EXERCISE PROMPT: Quote the records below in full, exactly as given, with the images taken out.
▼▼▼
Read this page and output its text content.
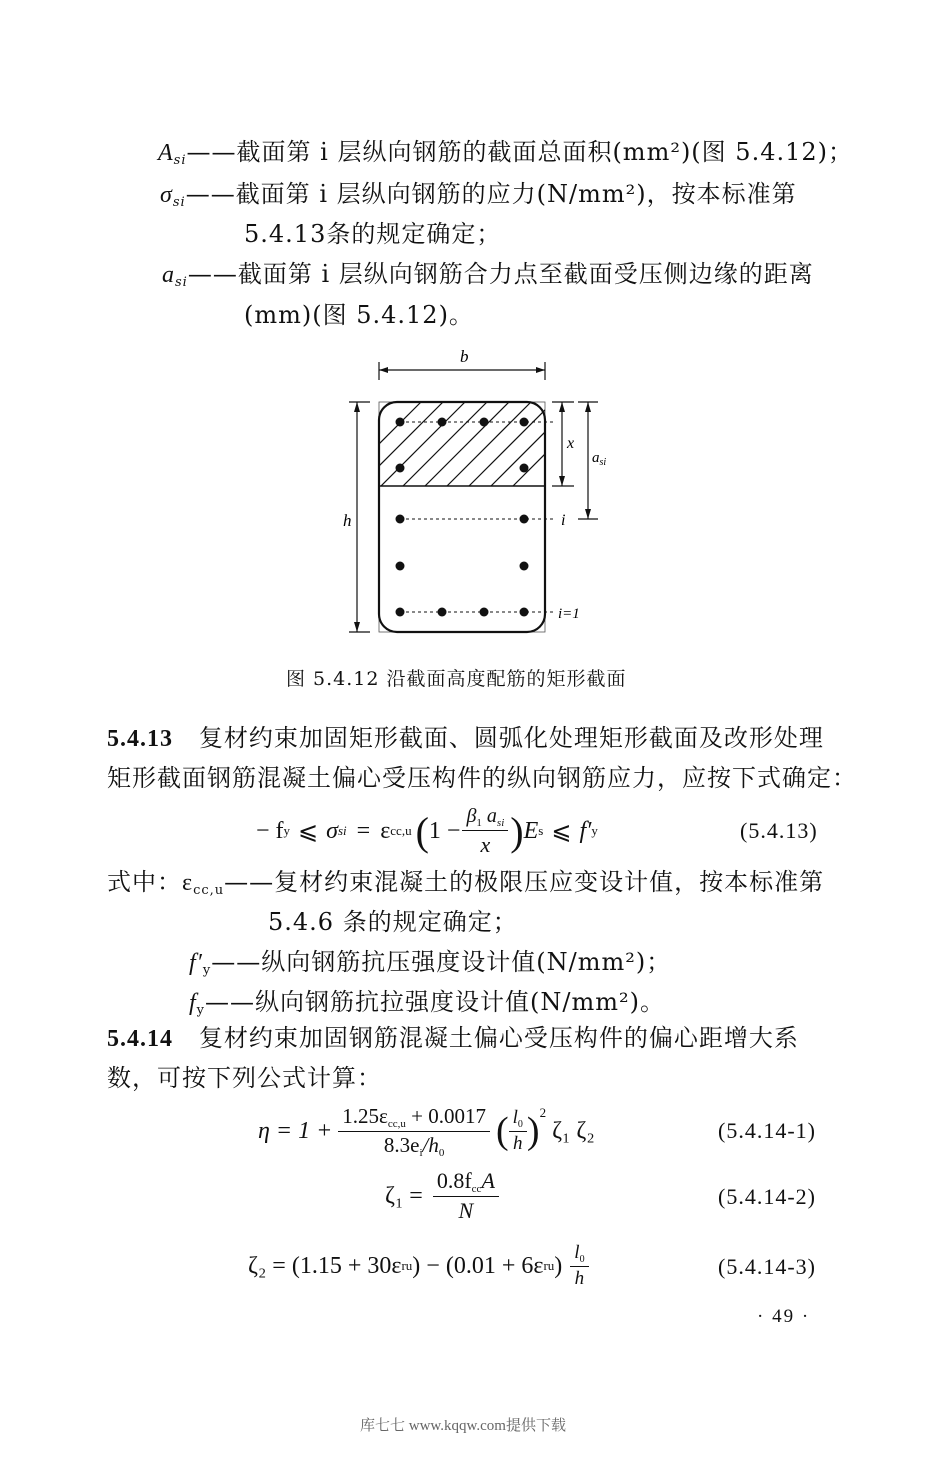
$A_{si}——$截面第 i 层纵向钢筋的截面总面积(mm²)(图 5.4.12)；
$\sigma_{si}——$截面第 i 层纵向钢筋的应力(N/mm²)，按本标准第
5.4.13条的规定确定；
$a_{si}——$截面第 i 层纵向钢筋合力点至截面受压侧边缘的距离
(mm)(图 5.4.12)。
b
h
x
$a_{si}$
i
i=1
图 5.4.12 沿截面高度配筋的矩形截面
5.4.13 复材约束加固矩形截面、圆弧化处理矩形截面及改形处理
矩形截面钢筋混凝土偏心受压构件的纵向钢筋应力，应按下式确定：
− f y ⩽ σ si = ε cc,u ( $1 - \frac{\beta_1 a_{si}}{x}$ ) E s ⩽ f′ y	(5.4.13)
式中：εcc,u——复材约束混凝土的极限压应变设计值，按本标准第
5.4.6 条的规定确定；
f′y——纵向钢筋抗压强度设计值(N/mm²)；
fy——纵向钢筋抗拉强度设计值(N/mm²)。
5.4.14 复材约束加固钢筋混凝土偏心受压构件的偏心距增大系
数，可按下列公式计算：
$\eta = 1 + \frac{\text{1.25εcc,u + 0.0017}}{8.3ei/h0}$ ( $\frac{l_0}{h}$ ) 2
ζ₁ ζ₂	(5.4.14-1)
$\zeta_1 = \frac{\text{0.8fccA}}{N}$	(5.4.14-2)
ζ₂ = (1.15 + 30ε ru ) − (0.01 + 6ε ru ) $\frac{l_0}{h}$	(5.4.14-3)
· 49 ·
库七七 www.kqqw.com提供下载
▲▲▲
RESPONSE:
Read this page and output its text content.
$A_{si}——$截面第 i 层纵向钢筋的截面总面积(mm²)(图 5.4.12)；
$\sigma_{si}——$截面第 i 层纵向钢筋的应力(N/mm²)，按本标准第
5.4.13条的规定确定；
$a_{si}——$截面第 i 层纵向钢筋合力点至截面受压侧边缘的距离
(mm)(图 5.4.12)。
b
h
x
$a_{si}$
i
i=1
图 5.4.12 沿截面高度配筋的矩形截面
5.4.13 复材约束加固矩形截面、圆弧化处理矩形截面及改形处理
矩形截面钢筋混凝土偏心受压构件的纵向钢筋应力，应按下式确定：
− f y ⩽ σ si = ε cc,u ( $1 - \frac{\beta_1 a_{si}}{x}$ ) E s ⩽ f′ y	(5.4.13)
式中：εcc,u——复材约束混凝土的极限压应变设计值，按本标准第
5.4.6 条的规定确定；
f′y——纵向钢筋抗压强度设计值(N/mm²)；
fy——纵向钢筋抗拉强度设计值(N/mm²)。
5.4.14 复材约束加固钢筋混凝土偏心受压构件的偏心距增大系
数，可按下列公式计算：
$\eta = 1 + \frac{\text{1.25εcc,u + 0.0017}}{8.3ei/h0}$ ( $\frac{l_0}{h}$ ) 2
ζ₁ ζ₂	(5.4.14-1)
$\zeta_1 = \frac{\text{0.8fccA}}{N}$	(5.4.14-2)
ζ₂ = (1.15 + 30ε ru ) − (0.01 + 6ε ru ) $\frac{l_0}{h}$	(5.4.14-3)
· 49 ·
库七七 www.kqqw.com提供下载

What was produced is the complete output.